+++ Data for the task

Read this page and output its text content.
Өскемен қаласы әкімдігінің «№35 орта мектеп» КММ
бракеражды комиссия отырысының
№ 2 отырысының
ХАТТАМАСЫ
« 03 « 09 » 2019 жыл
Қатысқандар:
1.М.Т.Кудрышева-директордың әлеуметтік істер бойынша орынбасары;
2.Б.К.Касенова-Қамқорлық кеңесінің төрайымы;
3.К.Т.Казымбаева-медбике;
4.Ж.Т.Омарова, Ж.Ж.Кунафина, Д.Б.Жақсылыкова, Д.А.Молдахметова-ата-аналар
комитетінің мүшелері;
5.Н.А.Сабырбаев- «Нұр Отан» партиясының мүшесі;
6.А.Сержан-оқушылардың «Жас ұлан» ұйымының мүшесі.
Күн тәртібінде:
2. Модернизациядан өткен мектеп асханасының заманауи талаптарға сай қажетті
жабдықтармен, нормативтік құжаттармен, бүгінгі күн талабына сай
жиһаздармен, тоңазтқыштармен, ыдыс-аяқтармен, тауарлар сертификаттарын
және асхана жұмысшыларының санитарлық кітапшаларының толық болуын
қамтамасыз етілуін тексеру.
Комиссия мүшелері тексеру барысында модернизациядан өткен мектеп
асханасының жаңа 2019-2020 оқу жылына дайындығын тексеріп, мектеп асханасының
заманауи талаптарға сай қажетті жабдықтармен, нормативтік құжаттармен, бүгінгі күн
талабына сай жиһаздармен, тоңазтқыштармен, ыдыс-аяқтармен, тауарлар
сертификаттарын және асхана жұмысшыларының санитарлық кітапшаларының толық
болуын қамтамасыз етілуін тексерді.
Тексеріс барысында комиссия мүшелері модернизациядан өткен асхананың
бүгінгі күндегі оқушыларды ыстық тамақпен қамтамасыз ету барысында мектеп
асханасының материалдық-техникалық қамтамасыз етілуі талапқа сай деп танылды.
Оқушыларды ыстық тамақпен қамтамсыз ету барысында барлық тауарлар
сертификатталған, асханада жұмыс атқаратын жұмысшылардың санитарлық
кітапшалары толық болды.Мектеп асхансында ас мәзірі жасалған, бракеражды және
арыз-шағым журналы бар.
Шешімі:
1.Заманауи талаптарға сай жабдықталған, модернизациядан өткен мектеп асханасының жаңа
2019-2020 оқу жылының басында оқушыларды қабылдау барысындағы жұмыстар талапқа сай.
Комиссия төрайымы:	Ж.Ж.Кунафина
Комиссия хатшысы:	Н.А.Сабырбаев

++++++

Look for "Кунафина" and pull out every line that has it.

4.Ж.Т.Омарова, Ж.Ж.Кунафина, Д.Б.Жақсылыкова, Д.А.Молдахметова-ата-аналар
Комиссия төрайымы:	Ж.Ж.Кунафина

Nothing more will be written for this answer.